Actively mentor juniors into better ethics than you had
You should:
- Run one session for interns on “Ethical Global Health 101” using your own mistakes.
- Review PGY‑1/2 applications for mission electives and push back on red flags.
- Debrief with them after their experiences, focusing on power, equity, and harm.
If a PGY‑1 excitedly tells you they “did 20 C‑sections on their trip,” you should not be impressed. You should be asking how that happened, whether that would ever be allowed here, and what that means ethically.
PGY‑4 Months 10–12: Hand off, document, and lock in continuity
End‑of‑residency is where most mission work quietly dies. The senior leaves, the project evaporates, the partner site is left holding a half‑finished guideline and a sense of déjà vu.
Do not be that senior.
At this point you should complete three very specific tasks:
Create a written continuity plan
Literally a 4–6 page document that includes:
- Background of the partnership and your role.
- Current status of projects (what is done, what is pending).
- Key local partners (names, WhatsApp, email).

## Entries supplied
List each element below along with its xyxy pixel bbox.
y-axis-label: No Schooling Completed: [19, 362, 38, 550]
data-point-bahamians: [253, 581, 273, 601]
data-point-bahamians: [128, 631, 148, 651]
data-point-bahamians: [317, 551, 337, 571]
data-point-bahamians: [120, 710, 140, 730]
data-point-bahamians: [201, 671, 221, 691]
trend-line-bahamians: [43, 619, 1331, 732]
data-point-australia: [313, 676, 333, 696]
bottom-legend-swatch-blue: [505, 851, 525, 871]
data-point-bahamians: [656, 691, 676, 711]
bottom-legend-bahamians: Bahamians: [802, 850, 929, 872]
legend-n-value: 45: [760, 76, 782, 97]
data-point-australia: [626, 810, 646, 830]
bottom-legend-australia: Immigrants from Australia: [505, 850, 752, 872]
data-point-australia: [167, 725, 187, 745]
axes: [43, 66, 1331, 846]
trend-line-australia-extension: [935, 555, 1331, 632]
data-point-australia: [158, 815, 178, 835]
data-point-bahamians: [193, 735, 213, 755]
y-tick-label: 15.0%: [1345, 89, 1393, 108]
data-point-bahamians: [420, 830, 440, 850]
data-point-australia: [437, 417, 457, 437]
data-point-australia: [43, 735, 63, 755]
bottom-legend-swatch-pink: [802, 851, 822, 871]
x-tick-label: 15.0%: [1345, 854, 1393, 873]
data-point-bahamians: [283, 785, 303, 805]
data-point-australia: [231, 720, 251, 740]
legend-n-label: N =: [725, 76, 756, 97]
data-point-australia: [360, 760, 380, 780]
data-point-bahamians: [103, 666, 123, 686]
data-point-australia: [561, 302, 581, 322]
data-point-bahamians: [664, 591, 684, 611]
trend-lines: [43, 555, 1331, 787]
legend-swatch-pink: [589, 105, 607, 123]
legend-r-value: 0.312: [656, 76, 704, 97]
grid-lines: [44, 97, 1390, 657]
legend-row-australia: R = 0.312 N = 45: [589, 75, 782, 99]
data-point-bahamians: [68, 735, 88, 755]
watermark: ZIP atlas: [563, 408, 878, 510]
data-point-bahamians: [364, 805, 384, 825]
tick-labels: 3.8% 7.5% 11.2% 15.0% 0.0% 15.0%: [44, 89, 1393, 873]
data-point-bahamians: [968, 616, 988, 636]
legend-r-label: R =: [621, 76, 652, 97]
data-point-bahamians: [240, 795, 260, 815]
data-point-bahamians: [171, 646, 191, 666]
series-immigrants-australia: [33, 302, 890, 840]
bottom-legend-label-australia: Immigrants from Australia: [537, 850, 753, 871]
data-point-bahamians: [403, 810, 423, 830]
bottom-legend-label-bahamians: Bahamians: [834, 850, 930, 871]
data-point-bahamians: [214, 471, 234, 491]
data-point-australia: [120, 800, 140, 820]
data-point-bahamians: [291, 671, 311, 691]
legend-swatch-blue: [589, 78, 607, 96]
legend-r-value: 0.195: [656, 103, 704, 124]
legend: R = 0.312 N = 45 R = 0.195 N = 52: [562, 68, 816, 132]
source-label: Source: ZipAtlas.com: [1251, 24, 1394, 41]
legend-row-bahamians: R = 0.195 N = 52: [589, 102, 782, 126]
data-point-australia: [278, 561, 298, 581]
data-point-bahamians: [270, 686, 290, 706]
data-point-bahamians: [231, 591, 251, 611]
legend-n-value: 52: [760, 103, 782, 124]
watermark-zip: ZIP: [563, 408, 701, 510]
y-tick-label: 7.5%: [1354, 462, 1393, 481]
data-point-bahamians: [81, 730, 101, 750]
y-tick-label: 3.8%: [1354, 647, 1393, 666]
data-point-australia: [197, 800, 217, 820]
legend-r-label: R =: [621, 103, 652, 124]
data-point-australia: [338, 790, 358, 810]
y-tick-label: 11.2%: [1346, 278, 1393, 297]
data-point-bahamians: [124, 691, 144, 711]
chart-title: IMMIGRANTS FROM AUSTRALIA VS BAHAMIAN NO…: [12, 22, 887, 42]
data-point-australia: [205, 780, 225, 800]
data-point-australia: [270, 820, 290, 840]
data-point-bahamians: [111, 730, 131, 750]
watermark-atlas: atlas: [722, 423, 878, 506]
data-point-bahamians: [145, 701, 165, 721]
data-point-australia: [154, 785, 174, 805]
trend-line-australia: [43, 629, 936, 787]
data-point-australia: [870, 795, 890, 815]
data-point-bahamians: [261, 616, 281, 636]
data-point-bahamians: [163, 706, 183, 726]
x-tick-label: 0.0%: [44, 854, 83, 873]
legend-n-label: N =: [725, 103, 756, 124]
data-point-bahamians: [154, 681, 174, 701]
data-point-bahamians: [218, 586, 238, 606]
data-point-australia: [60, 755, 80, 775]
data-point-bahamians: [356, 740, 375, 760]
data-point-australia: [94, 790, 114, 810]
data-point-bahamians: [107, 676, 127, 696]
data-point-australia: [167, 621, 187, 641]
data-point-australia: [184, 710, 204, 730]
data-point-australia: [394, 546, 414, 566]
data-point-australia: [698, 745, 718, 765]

## What this task involves
Reproduce verbatim the portion of the text on residency global health work starting with "- Review PGY‑1/2" and going on through "equity, and harm.".

## Response box
- Review PGY‑1/2 applications for mission electives and push back on red flags.
- Debrief with them after their experiences, focusing on power, equity, and harm.